AIM OF THE TASK:
Please give back all the records exactly, but keep the pictures out.

DATA UNDER STUDY:
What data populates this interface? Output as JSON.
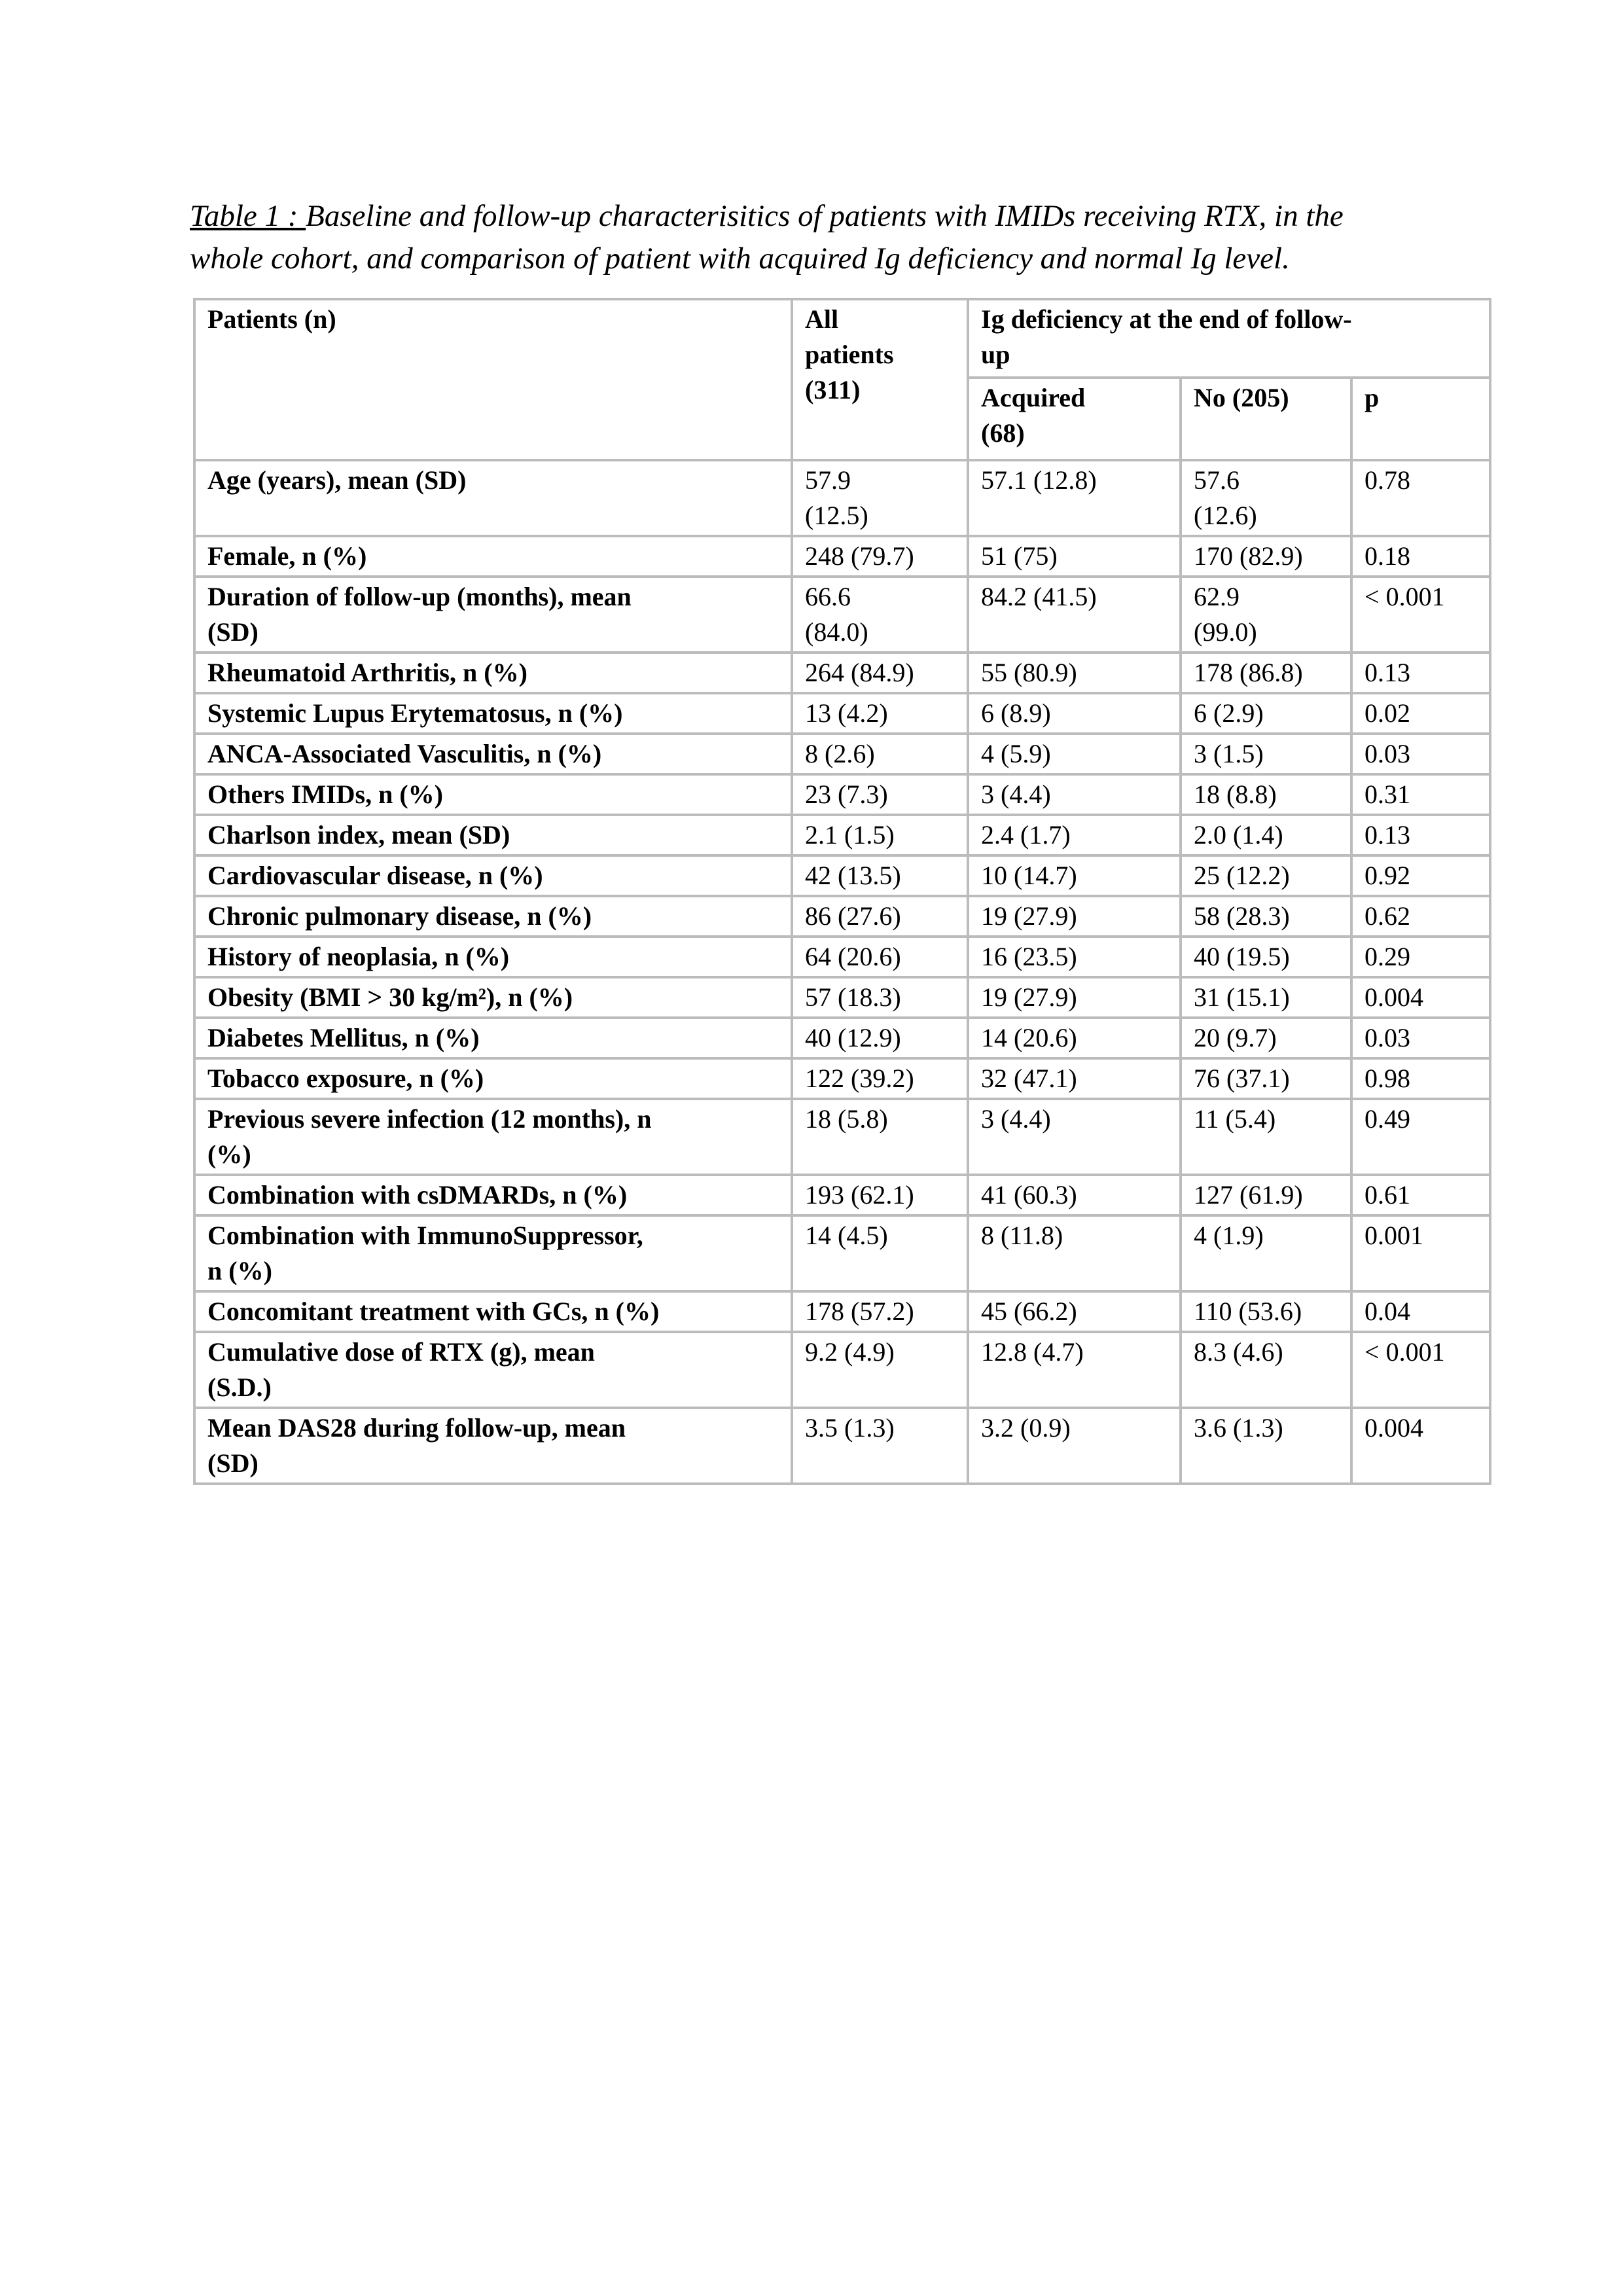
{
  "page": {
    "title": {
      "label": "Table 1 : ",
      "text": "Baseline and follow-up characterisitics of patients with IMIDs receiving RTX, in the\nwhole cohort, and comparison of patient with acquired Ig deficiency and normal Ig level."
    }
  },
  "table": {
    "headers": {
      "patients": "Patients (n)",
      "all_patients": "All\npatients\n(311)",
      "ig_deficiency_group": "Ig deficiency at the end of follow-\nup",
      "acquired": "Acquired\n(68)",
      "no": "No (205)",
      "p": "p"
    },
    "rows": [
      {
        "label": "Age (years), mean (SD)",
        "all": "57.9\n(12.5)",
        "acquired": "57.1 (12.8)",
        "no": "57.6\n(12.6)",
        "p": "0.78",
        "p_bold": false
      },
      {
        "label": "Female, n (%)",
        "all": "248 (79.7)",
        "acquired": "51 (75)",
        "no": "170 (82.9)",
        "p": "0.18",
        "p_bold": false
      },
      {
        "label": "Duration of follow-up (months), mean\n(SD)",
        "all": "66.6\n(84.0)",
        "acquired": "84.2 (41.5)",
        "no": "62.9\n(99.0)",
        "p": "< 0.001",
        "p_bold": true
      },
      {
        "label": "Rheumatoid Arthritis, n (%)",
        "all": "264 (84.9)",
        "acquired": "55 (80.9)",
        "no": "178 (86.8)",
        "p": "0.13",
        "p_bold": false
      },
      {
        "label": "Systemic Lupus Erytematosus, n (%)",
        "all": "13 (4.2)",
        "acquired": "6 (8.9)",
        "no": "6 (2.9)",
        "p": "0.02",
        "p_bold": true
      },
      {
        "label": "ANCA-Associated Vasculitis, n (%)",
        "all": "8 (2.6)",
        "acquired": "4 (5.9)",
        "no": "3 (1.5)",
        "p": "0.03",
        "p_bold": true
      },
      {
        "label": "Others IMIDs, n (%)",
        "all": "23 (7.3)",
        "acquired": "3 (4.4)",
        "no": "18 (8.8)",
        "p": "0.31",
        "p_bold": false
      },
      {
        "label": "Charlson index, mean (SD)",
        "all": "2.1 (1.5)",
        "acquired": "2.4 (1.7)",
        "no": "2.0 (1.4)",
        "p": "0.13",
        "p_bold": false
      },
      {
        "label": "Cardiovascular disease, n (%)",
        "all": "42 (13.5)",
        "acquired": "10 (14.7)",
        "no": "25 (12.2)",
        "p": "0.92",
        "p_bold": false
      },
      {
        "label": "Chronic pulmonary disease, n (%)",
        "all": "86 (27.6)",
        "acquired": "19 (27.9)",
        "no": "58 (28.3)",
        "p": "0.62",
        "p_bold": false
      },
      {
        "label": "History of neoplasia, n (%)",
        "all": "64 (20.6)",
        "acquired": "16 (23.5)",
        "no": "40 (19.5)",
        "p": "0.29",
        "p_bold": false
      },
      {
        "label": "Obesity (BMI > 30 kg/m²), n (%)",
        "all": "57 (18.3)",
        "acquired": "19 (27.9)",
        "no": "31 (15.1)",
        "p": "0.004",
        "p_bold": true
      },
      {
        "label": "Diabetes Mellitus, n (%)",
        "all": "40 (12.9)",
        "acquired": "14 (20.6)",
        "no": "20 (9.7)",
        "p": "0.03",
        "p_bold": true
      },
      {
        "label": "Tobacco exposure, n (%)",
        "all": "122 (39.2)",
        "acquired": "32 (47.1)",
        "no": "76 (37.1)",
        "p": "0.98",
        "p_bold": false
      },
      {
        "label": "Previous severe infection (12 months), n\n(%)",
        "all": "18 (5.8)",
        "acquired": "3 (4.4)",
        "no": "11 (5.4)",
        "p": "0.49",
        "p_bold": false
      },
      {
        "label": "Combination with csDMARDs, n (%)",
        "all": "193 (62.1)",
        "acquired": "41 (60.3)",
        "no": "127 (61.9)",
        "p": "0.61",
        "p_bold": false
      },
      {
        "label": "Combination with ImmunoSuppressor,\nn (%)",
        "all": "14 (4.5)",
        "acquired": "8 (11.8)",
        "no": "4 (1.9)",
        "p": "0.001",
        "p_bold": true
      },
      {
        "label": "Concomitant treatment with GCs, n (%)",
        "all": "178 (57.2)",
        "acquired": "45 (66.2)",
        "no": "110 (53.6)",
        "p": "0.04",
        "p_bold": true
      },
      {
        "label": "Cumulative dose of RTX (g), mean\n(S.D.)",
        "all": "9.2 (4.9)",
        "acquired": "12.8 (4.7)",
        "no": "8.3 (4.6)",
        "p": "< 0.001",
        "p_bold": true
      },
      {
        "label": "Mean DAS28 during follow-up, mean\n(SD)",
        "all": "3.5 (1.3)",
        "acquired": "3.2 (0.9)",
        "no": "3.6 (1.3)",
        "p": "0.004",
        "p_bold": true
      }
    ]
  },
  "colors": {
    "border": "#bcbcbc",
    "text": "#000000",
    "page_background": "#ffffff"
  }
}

PROBLEM SOLUTION:
What data populates this interface? Output as JSON.
{
  "page": {
    "title": {
      "label": "Table 1 : ",
      "text": "Baseline and follow-up characterisitics of patients with IMIDs receiving RTX, in the\nwhole cohort, and comparison of patient with acquired Ig deficiency and normal Ig level."
    }
  },
  "table": {
    "headers": {
      "patients": "Patients (n)",
      "all_patients": "All\npatients\n(311)",
      "ig_deficiency_group": "Ig deficiency at the end of follow-\nup",
      "acquired": "Acquired\n(68)",
      "no": "No (205)",
      "p": "p"
    },
    "rows": [
      {
        "label": "Age (years), mean (SD)",
        "all": "57.9\n(12.5)",
        "acquired": "57.1 (12.8)",
        "no": "57.6\n(12.6)",
        "p": "0.78",
        "p_bold": false
      },
      {
        "label": "Female, n (%)",
        "all": "248 (79.7)",
        "acquired": "51 (75)",
        "no": "170 (82.9)",
        "p": "0.18",
        "p_bold": false
      },
      {
        "label": "Duration of follow-up (months), mean\n(SD)",
        "all": "66.6\n(84.0)",
        "acquired": "84.2 (41.5)",
        "no": "62.9\n(99.0)",
        "p": "< 0.001",
        "p_bold": true
      },
      {
        "label": "Rheumatoid Arthritis, n (%)",
        "all": "264 (84.9)",
        "acquired": "55 (80.9)",
        "no": "178 (86.8)",
        "p": "0.13",
        "p_bold": false
      },
      {
        "label": "Systemic Lupus Erytematosus, n (%)",
        "all": "13 (4.2)",
        "acquired": "6 (8.9)",
        "no": "6 (2.9)",
        "p": "0.02",
        "p_bold": true
      },
      {
        "label": "ANCA-Associated Vasculitis, n (%)",
        "all": "8 (2.6)",
        "acquired": "4 (5.9)",
        "no": "3 (1.5)",
        "p": "0.03",
        "p_bold": true
      },
      {
        "label": "Others IMIDs, n (%)",
        "all": "23 (7.3)",
        "acquired": "3 (4.4)",
        "no": "18 (8.8)",
        "p": "0.31",
        "p_bold": false
      },
      {
        "label": "Charlson index, mean (SD)",
        "all": "2.1 (1.5)",
        "acquired": "2.4 (1.7)",
        "no": "2.0 (1.4)",
        "p": "0.13",
        "p_bold": false
      },
      {
        "label": "Cardiovascular disease, n (%)",
        "all": "42 (13.5)",
        "acquired": "10 (14.7)",
        "no": "25 (12.2)",
        "p": "0.92",
        "p_bold": false
      },
      {
        "label": "Chronic pulmonary disease, n (%)",
        "all": "86 (27.6)",
        "acquired": "19 (27.9)",
        "no": "58 (28.3)",
        "p": "0.62",
        "p_bold": false
      },
      {
        "label": "History of neoplasia, n (%)",
        "all": "64 (20.6)",
        "acquired": "16 (23.5)",
        "no": "40 (19.5)",
        "p": "0.29",
        "p_bold": false
      },
      {
        "label": "Obesity (BMI > 30 kg/m²), n (%)",
        "all": "57 (18.3)",
        "acquired": "19 (27.9)",
        "no": "31 (15.1)",
        "p": "0.004",
        "p_bold": true
      },
      {
        "label": "Diabetes Mellitus, n (%)",
        "all": "40 (12.9)",
        "acquired": "14 (20.6)",
        "no": "20 (9.7)",
        "p": "0.03",
        "p_bold": true
      },
      {
        "label": "Tobacco exposure, n (%)",
        "all": "122 (39.2)",
        "acquired": "32 (47.1)",
        "no": "76 (37.1)",
        "p": "0.98",
        "p_bold": false
      },
      {
        "label": "Previous severe infection (12 months), n\n(%)",
        "all": "18 (5.8)",
        "acquired": "3 (4.4)",
        "no": "11 (5.4)",
        "p": "0.49",
        "p_bold": false
      },
      {
        "label": "Combination with csDMARDs, n (%)",
        "all": "193 (62.1)",
        "acquired": "41 (60.3)",
        "no": "127 (61.9)",
        "p": "0.61",
        "p_bold": false
      },
      {
        "label": "Combination with ImmunoSuppressor,\nn (%)",
        "all": "14 (4.5)",
        "acquired": "8 (11.8)",
        "no": "4 (1.9)",
        "p": "0.001",
        "p_bold": true
      },
      {
        "label": "Concomitant treatment with GCs, n (%)",
        "all": "178 (57.2)",
        "acquired": "45 (66.2)",
        "no": "110 (53.6)",
        "p": "0.04",
        "p_bold": true
      },
      {
        "label": "Cumulative dose of RTX (g), mean\n(S.D.)",
        "all": "9.2 (4.9)",
        "acquired": "12.8 (4.7)",
        "no": "8.3 (4.6)",
        "p": "< 0.001",
        "p_bold": true
      },
      {
        "label": "Mean DAS28 during follow-up, mean\n(SD)",
        "all": "3.5 (1.3)",
        "acquired": "3.2 (0.9)",
        "no": "3.6 (1.3)",
        "p": "0.004",
        "p_bold": true
      }
    ]
  },
  "colors": {
    "border": "#bcbcbc",
    "text": "#000000",
    "page_background": "#ffffff"
  }
}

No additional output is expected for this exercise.